* WHAT THIS TASK INVOLVES
Can you transcribe every line exactly and leave the pictures behind?

* RECORDS FOR THE EXERCISE

* * * * * * * * *

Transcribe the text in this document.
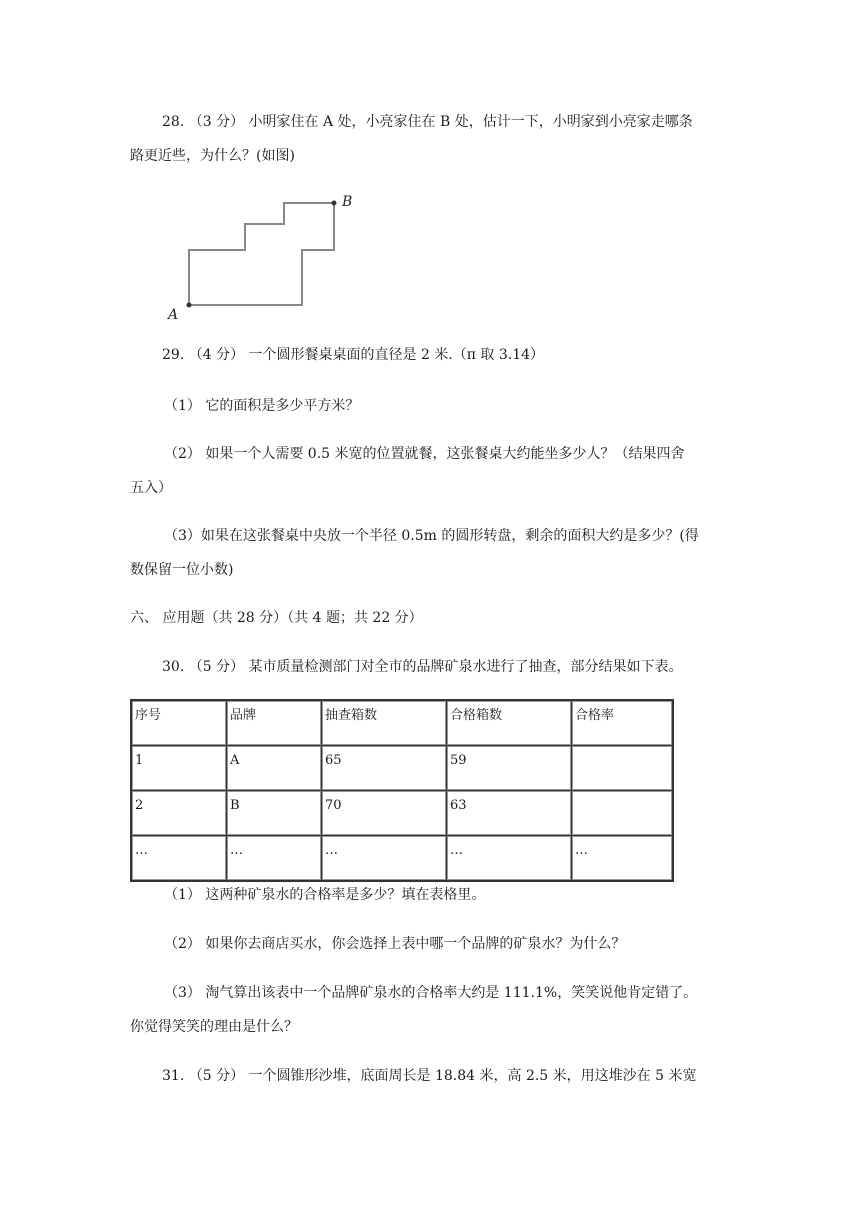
28. （3 分） 小明家住在 A 处，小亮家住在 B 处，估计一下，小明家到小亮家走哪条
路更近些，为什么？(如图)
A
B
29. （4 分） 一个圆形餐桌桌面的直径是 2 米.（π 取 3.14）
（1） 它的面积是多少平方米？
（2） 如果一个人需要 0.5 米宽的位置就餐，这张餐桌大约能坐多少人？（结果四舍
五入）
（3）如果在这张餐桌中央放一个半径 0.5m 的圆形转盘，剩余的面积大约是多少？(得
数保留一位小数)
六、 应用题（共 28 分）（共 4 题；共 22 分）
30. （5 分） 某市质量检测部门对全市的品牌矿泉水进行了抽查，部分结果如下表。
序号	品牌	抽查箱数	合格箱数	合格率
1	A	65	59	
2	B	70	63	
…	…	…	…	…
（1） 这两种矿泉水的合格率是多少？填在表格里。
（2） 如果你去商店买水，你会选择上表中哪一个品牌的矿泉水？为什么？
（3） 淘气算出该表中一个品牌矿泉水的合格率大约是 111.1%，笑笑说他肯定错了。
你觉得笑笑的理由是什么？
31. （5 分） 一个圆锥形沙堆，底面周长是 18.84 米，高 2.5 米，用这堆沙在 5 米宽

* * * * * * * * *

* RESULT BELOW
Transcribe the text in this document.
28. （3 分） 小明家住在 A 处，小亮家住在 B 处，估计一下，小明家到小亮家走哪条
路更近些，为什么？(如图)
A
B
29. （4 分） 一个圆形餐桌桌面的直径是 2 米.（π 取 3.14）
（1） 它的面积是多少平方米？
（2） 如果一个人需要 0.5 米宽的位置就餐，这张餐桌大约能坐多少人？（结果四舍
五入）
（3）如果在这张餐桌中央放一个半径 0.5m 的圆形转盘，剩余的面积大约是多少？(得
数保留一位小数)
六、 应用题（共 28 分）（共 4 题；共 22 分）
30. （5 分） 某市质量检测部门对全市的品牌矿泉水进行了抽查，部分结果如下表。
序号	品牌	抽查箱数	合格箱数	合格率
1	A	65	59	
2	B	70	63	
…	…	…	…	…
（1） 这两种矿泉水的合格率是多少？填在表格里。
（2） 如果你去商店买水，你会选择上表中哪一个品牌的矿泉水？为什么？
（3） 淘气算出该表中一个品牌矿泉水的合格率大约是 111.1%，笑笑说他肯定错了。
你觉得笑笑的理由是什么？
31. （5 分） 一个圆锥形沙堆，底面周长是 18.84 米，高 2.5 米，用这堆沙在 5 米宽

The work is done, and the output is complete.